PROBLEM DESCRIPTION: Reproduce every line in the listing that contains the word "automatiskt".

======== RECORDS FOR THE TASK ========

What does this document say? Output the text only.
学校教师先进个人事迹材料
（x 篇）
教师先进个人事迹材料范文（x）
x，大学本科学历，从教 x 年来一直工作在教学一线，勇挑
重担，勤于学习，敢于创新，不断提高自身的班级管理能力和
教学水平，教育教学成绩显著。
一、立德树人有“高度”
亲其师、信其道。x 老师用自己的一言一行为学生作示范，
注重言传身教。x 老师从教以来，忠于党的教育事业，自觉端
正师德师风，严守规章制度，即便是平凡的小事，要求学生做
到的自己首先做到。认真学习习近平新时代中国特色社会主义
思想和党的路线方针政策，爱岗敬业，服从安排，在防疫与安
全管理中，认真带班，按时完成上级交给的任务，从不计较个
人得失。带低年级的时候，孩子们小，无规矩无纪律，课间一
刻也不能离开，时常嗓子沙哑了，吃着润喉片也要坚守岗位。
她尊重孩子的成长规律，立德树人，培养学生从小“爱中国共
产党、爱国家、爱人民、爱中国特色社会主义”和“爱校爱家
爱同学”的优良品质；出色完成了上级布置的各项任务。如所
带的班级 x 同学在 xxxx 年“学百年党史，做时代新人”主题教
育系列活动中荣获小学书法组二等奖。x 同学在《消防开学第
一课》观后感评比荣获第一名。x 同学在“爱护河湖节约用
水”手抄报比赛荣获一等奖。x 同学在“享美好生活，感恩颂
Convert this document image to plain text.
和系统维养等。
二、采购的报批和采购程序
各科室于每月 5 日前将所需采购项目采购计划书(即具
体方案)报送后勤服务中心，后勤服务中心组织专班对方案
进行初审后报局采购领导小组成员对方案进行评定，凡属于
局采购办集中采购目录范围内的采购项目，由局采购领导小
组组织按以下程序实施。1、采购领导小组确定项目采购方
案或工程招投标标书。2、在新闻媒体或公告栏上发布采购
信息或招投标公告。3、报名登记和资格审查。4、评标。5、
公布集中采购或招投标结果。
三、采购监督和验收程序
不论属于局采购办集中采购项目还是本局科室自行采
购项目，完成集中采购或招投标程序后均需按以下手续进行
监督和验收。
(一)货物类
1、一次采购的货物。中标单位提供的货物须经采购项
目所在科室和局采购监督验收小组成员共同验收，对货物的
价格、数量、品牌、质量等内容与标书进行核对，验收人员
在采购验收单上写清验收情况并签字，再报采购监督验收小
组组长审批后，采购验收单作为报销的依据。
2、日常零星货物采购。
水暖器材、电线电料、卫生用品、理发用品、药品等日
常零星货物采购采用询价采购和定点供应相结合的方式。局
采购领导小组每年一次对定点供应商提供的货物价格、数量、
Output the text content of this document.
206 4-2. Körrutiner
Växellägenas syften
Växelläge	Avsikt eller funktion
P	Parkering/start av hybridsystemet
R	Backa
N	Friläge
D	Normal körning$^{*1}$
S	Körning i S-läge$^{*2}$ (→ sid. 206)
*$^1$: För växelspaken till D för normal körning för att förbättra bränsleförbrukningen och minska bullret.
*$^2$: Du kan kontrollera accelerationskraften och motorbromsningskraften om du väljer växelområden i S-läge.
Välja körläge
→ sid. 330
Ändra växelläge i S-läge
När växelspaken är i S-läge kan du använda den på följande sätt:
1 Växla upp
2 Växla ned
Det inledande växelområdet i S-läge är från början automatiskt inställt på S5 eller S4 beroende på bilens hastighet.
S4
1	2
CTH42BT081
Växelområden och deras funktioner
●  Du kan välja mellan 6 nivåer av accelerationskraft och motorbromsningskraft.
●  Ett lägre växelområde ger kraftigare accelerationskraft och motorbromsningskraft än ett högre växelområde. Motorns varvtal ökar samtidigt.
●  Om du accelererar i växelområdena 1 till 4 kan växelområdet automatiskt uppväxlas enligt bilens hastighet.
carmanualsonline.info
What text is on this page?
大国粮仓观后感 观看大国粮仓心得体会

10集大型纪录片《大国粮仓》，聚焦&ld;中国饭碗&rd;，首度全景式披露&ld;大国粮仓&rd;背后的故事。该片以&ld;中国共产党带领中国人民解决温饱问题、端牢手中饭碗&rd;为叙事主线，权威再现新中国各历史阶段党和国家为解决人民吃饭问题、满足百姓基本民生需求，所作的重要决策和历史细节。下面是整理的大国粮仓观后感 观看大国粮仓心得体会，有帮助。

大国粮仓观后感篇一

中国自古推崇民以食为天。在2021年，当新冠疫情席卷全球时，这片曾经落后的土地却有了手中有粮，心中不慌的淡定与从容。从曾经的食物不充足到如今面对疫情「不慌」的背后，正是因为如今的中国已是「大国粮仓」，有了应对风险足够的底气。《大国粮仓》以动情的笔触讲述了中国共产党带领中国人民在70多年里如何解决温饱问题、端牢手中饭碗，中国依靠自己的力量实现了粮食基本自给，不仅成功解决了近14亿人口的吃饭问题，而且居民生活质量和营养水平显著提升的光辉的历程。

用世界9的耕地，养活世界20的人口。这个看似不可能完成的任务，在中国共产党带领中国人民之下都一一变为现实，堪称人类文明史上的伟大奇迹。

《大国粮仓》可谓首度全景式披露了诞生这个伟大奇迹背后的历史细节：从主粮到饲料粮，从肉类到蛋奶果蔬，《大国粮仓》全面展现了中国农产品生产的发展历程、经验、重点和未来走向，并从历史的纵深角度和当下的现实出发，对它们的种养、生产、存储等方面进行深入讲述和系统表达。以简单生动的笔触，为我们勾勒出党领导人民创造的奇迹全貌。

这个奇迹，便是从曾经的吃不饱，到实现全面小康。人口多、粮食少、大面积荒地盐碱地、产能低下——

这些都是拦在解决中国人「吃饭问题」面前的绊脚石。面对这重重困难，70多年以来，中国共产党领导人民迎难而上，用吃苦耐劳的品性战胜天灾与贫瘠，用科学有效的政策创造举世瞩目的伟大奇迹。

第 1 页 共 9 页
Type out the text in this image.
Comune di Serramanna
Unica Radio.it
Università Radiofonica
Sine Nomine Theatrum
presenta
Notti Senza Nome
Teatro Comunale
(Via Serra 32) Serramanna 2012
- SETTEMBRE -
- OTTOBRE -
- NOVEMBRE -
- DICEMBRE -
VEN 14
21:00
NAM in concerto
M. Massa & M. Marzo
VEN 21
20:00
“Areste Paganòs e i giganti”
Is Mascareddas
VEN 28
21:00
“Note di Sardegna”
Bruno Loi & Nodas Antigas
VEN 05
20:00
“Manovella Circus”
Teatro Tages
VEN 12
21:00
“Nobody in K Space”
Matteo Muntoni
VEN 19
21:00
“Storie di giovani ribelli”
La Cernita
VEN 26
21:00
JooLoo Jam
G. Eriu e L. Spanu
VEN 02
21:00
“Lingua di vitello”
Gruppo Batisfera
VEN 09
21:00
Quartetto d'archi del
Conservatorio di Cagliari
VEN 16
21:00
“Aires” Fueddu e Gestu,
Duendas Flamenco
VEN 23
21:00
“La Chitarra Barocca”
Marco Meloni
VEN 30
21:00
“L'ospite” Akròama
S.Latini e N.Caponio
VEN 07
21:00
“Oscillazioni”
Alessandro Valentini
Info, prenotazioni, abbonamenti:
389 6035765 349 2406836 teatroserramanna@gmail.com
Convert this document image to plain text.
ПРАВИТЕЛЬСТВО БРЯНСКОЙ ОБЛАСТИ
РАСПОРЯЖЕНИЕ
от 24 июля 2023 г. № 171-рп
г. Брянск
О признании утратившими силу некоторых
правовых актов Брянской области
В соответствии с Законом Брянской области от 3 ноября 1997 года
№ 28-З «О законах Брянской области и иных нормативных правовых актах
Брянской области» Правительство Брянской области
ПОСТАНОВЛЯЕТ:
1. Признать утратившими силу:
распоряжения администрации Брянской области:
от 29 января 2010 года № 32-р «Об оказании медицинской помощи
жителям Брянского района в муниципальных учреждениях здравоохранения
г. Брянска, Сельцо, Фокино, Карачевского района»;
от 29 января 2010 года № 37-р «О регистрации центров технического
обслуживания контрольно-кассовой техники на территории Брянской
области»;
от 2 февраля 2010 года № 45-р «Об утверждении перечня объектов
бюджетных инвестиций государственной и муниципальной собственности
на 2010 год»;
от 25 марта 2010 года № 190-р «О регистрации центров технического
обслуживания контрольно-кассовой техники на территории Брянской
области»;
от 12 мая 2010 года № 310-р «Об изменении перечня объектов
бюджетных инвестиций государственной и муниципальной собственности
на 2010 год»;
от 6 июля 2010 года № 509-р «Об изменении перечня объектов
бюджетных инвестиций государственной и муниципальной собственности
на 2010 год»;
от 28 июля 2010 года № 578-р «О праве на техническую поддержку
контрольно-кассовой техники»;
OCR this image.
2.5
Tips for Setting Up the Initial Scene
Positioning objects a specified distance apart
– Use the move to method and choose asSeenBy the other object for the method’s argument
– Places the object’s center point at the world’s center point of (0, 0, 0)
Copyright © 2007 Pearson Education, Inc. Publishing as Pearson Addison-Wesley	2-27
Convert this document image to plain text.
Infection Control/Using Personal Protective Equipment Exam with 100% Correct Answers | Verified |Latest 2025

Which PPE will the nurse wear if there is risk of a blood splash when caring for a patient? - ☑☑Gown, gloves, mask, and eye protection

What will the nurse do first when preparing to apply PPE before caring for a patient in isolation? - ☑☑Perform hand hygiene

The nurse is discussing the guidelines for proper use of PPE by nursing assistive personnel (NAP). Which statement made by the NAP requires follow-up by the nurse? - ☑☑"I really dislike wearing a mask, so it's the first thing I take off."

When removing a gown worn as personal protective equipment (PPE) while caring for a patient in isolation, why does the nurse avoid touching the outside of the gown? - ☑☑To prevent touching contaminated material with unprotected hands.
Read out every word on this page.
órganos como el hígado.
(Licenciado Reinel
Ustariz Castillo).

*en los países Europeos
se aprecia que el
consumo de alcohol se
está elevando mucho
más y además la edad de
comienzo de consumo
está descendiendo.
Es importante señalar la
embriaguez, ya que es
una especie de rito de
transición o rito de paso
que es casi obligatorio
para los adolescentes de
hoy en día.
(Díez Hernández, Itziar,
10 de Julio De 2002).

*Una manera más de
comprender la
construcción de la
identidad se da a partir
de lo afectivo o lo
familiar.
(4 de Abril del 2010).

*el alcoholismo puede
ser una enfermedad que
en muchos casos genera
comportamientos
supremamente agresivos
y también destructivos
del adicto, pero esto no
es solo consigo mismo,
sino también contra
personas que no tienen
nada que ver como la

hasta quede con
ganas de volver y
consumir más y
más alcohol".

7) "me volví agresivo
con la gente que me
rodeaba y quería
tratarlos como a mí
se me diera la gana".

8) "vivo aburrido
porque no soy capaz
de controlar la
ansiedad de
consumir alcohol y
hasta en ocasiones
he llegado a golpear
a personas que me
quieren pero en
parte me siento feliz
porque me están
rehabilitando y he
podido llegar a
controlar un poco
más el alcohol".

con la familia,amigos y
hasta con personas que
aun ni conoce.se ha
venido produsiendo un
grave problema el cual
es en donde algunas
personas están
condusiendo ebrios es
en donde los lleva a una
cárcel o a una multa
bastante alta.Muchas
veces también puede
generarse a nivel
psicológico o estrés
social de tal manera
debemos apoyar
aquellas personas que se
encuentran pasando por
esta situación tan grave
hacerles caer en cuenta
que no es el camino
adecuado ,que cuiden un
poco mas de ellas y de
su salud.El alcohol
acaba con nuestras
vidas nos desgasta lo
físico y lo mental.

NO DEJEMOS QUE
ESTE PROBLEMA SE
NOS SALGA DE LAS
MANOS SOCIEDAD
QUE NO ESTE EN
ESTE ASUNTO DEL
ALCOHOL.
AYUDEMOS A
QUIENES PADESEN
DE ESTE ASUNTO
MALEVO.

========

REPLY TO THE EXERCISE:
Det inledande växelområdet i S-läge är från början automatiskt inställt på S5 eller S4 beroende på bilens hastighet.
●  Om du accelererar i växelområdena 1 till 4 kan växelområdet automatiskt uppväxlas enligt bilens hastighet.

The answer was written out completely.